Stored entries
=-=-=-=-=
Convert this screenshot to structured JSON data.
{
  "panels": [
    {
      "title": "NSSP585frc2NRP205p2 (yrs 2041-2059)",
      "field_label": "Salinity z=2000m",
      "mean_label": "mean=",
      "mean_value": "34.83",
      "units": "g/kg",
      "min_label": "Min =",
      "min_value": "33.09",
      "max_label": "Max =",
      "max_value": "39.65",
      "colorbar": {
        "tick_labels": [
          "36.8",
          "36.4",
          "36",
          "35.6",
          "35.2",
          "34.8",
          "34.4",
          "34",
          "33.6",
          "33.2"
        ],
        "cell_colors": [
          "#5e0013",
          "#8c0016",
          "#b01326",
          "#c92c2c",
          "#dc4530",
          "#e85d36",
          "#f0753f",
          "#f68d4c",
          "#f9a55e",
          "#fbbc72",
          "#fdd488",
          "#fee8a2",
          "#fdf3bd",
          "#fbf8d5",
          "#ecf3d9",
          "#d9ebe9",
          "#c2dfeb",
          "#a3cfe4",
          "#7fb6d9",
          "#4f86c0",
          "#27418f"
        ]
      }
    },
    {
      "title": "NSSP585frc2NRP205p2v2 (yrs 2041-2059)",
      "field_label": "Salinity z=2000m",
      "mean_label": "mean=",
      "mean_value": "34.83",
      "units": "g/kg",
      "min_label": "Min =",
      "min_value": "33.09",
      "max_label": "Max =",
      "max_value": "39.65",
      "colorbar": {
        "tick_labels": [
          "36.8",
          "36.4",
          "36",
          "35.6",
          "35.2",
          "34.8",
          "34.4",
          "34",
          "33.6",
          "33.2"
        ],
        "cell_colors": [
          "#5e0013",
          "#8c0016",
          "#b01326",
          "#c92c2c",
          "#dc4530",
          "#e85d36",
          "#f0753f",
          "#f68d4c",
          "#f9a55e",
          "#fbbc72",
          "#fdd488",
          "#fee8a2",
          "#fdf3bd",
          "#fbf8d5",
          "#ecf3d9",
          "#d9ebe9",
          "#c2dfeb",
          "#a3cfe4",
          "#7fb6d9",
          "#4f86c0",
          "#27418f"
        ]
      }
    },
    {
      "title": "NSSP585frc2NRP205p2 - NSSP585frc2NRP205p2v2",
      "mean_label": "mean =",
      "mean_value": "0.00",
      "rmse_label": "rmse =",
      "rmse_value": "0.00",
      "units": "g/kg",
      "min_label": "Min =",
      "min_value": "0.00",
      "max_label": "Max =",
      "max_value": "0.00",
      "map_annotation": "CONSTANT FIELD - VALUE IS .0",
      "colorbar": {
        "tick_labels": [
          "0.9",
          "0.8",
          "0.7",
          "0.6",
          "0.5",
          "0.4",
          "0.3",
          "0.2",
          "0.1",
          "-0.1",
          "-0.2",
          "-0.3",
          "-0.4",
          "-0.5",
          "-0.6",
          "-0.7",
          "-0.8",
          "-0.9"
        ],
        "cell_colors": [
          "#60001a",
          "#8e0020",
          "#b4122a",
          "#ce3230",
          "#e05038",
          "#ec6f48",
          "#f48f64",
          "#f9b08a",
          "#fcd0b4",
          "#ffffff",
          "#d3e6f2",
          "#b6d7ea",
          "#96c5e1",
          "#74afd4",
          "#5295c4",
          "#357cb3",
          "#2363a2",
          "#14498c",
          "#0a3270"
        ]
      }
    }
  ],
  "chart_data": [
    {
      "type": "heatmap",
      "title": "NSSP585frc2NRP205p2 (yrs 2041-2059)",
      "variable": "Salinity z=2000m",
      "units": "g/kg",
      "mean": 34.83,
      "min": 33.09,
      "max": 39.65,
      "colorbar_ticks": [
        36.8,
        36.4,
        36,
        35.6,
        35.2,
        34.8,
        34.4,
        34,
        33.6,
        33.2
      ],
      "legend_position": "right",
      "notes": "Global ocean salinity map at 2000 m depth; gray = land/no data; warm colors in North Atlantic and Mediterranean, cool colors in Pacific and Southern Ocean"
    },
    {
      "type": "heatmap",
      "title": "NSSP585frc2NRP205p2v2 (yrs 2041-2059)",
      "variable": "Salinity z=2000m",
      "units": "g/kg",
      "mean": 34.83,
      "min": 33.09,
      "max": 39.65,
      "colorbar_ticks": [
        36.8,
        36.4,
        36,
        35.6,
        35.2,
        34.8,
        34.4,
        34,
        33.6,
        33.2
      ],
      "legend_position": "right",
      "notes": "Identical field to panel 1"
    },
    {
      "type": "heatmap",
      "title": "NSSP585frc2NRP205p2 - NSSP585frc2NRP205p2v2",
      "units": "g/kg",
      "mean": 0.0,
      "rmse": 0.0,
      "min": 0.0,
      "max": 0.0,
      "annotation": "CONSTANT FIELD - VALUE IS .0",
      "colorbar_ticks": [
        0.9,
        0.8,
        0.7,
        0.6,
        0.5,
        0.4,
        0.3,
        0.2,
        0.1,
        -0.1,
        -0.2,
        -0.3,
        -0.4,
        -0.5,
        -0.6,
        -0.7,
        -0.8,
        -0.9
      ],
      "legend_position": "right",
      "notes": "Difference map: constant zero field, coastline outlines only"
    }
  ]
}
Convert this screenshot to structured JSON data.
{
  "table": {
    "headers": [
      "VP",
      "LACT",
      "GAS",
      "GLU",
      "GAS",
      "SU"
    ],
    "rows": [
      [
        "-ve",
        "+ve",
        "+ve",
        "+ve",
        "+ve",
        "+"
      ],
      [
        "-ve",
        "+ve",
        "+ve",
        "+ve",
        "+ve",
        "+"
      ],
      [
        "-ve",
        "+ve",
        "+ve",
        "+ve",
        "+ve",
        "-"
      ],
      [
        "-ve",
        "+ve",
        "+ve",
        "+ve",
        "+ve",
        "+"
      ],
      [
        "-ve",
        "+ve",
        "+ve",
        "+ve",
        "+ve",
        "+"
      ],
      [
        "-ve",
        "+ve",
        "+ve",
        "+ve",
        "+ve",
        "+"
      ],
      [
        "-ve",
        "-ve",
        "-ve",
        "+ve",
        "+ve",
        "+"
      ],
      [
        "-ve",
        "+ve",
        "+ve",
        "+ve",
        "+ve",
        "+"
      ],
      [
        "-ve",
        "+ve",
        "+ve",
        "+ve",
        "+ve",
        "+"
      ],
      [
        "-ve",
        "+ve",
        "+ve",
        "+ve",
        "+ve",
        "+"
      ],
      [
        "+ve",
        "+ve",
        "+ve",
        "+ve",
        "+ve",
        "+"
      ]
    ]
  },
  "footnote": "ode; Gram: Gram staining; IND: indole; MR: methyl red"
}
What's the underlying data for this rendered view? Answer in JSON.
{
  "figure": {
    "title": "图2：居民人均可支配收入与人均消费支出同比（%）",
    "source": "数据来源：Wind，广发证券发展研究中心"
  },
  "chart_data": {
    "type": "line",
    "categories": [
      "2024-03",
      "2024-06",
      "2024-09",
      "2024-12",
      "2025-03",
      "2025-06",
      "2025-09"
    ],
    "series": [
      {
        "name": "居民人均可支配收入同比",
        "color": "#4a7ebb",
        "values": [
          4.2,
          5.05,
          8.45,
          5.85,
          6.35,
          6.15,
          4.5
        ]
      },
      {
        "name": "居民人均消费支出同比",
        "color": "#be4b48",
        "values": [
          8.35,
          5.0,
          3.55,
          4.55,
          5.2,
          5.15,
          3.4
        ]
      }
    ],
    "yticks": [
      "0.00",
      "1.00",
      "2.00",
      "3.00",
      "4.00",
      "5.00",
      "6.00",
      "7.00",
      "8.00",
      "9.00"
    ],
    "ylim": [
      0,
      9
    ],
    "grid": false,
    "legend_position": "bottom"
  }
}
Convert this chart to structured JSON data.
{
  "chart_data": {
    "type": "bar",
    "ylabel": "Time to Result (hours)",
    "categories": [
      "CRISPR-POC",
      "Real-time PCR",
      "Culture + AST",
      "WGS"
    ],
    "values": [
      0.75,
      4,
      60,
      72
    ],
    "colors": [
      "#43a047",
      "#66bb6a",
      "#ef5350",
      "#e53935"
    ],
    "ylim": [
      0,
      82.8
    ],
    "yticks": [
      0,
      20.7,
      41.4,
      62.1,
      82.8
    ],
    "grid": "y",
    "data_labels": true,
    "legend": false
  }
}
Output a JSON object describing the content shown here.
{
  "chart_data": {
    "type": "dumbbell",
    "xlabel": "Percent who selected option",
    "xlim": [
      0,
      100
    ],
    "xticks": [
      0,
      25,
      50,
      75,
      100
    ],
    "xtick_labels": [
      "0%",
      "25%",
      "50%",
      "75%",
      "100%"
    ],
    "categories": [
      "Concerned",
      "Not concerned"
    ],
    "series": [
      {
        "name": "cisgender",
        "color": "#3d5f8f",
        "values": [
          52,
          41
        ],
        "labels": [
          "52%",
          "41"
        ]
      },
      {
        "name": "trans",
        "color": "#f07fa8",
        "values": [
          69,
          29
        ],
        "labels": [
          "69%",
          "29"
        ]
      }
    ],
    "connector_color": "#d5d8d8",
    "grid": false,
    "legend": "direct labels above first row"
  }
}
=-=-=-=-=
**TO BE DONE**
Return the line that contains "Convert this chart to structured JSON data." along with every line after it through the end of the entries, exactly, adding nothing.

**FULL OUTPUT**
Convert this chart to structured JSON data.
{
  "chart_data": {
    "type": "bar",
    "ylabel": "Time to Result (hours)",
    "categories": [
      "CRISPR-POC",
      "Real-time PCR",
      "Culture + AST",
      "WGS"
    ],
    "values": [
      0.75,
      4,
      60,
      72
    ],
    "colors": [
      "#43a047",
      "#66bb6a",
      "#ef5350",
      "#e53935"
    ],
    "ylim": [
      0,
      82.8
    ],
    "yticks": [
      0,
      20.7,
      41.4,
      62.1,
      82.8
    ],
    "grid": "y",
    "data_labels": true,
    "legend": false
  }
}
Output a JSON object describing the content shown here.
{
  "chart_data": {
    "type": "dumbbell",
    "xlabel": "Percent who selected option",
    "xlim": [
      0,
      100
    ],
    "xticks": [
      0,
      25,
      50,
      75,
      100
    ],
    "xtick_labels": [
      "0%",
      "25%",
      "50%",
      "75%",
      "100%"
    ],
    "categories": [
      "Concerned",
      "Not concerned"
    ],
    "series": [
      {
        "name": "cisgender",
        "color": "#3d5f8f",
        "values": [
          52,
          41
        ],
        "labels": [
          "52%",
          "41"
        ]
      },
      {
        "name": "trans",
        "color": "#f07fa8",
        "values": [
          69,
          29
        ],
        "labels": [
          "69%",
          "29"
        ]
      }
    ],
    "connector_color": "#d5d8d8",
    "grid": false,
    "legend": "direct labels above first row"
  }
}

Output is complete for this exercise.